Reformed education act targets student fees, loans, downloading

The House of Representatives proposed changes and additions to the Higher Education Act last Friday that will affect students in many areas, including illegal downloading, student fees, accreditation practices and student loans.

The Higher Education Act is due for renewal and any legislation enacted will determine higher education policy for the next five years. The bill was originally created in 1965 to strengthen educational resources available to colleges and universities and to provide financial assistance to students.

The Senate passed its version of the bill in July. The House proposed its initial version of the bill last week, which was marked up in the Education Committee on Wednesday.

A change that will directly impact students is the crackdown on illegal downloading within the proposed legislation. It requires institutions to educate their students on policies regarding copyright infringement on campus networks. It also requires that colleges eligible for federal financial aid under Title IV, a section of the Higher Education Act that defines all federal loans available to students, to develop a plan for offering alternatives to illegal downloading,

“About 44 percent of domestic piracy losses nationwide, over $500 million, are due to college students,” said Kori Bernard, a spokeswoman for the Motion Picture Association of America, which supports the legislation.

“We are requesting minimally invasive efforts to reduce piracy on college campuses,” Bernard added.

Educause, a nonprofit organization concerned with proper technology use in higher education, called the second portion of the legislation “unacceptable,” according to The Chronicle of Higher Education.

“These provisions of the bill are misdirected at higher education,” said Steven Worona, Educause director of policy and networking programs.

Most infringement by college students occurs on commercial networks that are not associated with their college. Less than 4 percent of infringers are using college campus networks and therefore account for no more than 9 percent of the losses. The statistic that attributes 44 percent of piracy to college campuses is both misleading and false, Worona said.

“Campuses are already attacking this problem as aggressively as possible. The source of the problem should be targeted and that’s not higher education,” Worona said.

In their separate proposals, both the Senate and the House agreed on modifications to the act, including allowing the Secretary of Education to establish a Higher Education Price Index in order to identify colleges whose tuition and fees are unusually high and place them on a watch list.

The House went beyond the Senate, mandating that colleges on the watch list submit a report explaining the reasons for their unusually high fees, and outlining steps that will be taken to prevent future increases in fees, according to The Chronicle of Higher Education.

To create further incentives to prevent fee increases, the House also proposed offering additional grant money to colleges that restrained their tuition growth, said Rachel Racusen, spokeswoman for Representative George Miller of California, who is chairman of the House Education and Labor committee. States would also be punished for cutting their higher education budgets.

[Element box rows]
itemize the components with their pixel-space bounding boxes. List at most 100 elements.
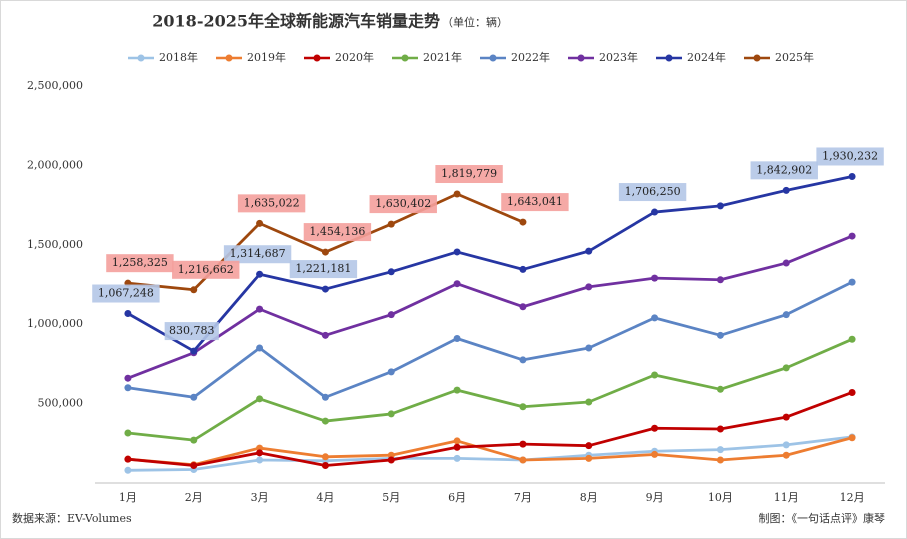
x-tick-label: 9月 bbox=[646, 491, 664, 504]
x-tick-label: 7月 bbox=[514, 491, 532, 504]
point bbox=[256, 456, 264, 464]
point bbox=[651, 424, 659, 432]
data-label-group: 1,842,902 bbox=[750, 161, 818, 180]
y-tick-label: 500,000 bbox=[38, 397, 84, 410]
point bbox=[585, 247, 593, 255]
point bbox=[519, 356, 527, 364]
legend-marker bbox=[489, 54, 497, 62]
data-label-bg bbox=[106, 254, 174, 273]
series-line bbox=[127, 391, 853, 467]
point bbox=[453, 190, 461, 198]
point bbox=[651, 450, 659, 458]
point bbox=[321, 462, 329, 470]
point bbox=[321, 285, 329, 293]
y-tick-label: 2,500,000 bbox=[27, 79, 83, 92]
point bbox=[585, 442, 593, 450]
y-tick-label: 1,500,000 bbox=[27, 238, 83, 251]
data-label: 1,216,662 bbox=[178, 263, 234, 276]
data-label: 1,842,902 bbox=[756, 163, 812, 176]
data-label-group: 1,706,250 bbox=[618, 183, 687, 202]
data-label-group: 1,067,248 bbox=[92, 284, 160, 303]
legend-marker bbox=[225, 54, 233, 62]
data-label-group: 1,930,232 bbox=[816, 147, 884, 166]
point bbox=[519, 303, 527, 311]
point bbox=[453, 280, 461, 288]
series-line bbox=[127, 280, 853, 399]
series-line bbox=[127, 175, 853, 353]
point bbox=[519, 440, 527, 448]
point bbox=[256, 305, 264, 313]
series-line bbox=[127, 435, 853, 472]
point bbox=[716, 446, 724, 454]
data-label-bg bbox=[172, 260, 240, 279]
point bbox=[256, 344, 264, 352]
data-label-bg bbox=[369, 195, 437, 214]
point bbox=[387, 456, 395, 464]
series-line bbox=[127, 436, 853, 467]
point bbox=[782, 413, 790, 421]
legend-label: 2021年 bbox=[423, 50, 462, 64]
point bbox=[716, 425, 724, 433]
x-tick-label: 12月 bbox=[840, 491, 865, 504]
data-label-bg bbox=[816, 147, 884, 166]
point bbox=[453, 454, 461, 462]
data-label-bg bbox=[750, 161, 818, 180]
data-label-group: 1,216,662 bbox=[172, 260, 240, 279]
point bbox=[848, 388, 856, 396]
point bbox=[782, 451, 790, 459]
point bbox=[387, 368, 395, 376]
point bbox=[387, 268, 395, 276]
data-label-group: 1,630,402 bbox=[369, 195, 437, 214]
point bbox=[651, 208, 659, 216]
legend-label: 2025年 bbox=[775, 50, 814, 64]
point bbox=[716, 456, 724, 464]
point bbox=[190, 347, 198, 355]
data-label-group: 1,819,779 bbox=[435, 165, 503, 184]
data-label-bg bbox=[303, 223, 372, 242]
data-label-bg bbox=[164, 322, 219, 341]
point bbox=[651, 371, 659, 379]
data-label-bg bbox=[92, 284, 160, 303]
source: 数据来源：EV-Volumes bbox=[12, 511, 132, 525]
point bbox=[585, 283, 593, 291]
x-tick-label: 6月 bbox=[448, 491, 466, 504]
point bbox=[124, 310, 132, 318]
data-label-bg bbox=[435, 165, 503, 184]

> [Given task 1] Please repeat the stretch of the Higher Education Act article from "The Senate passed" through "supports the legislation.", word for word.
> [Given task 2]
Answer these questions using the Higher Education Act article:
(a) In what year was the bill originally created?
(b) In what month did the Senate pass its version of the bill?
(c) Rachel Racusen is a spokeswoman for whom?

> [Answer 1]
The Senate passed its version of the bill in July. The House proposed its initial version of the bill last week, which was marked up in the Education Committee on Wednesday.

A change that will directly impact students is the crackdown on illegal downloading within the proposed legislation. It requires institutions to educate their students on policies regarding copyright infringement on campus networks. It also requires that colleges eligible for federal financial aid under Title IV, a section of the Higher Education Act that defines all federal loans available to students, to develop a plan for offering alternatives to illegal downloading,

“About 44 percent of domestic piracy losses nationwide, over $500 million, are due to college students,” said Kori Bernard, a spokeswoman for the Motion Picture Association of America, which supports the legislation.

> [Answer 2]
(a) 1965
(b) July
(c) Representative George Miller of California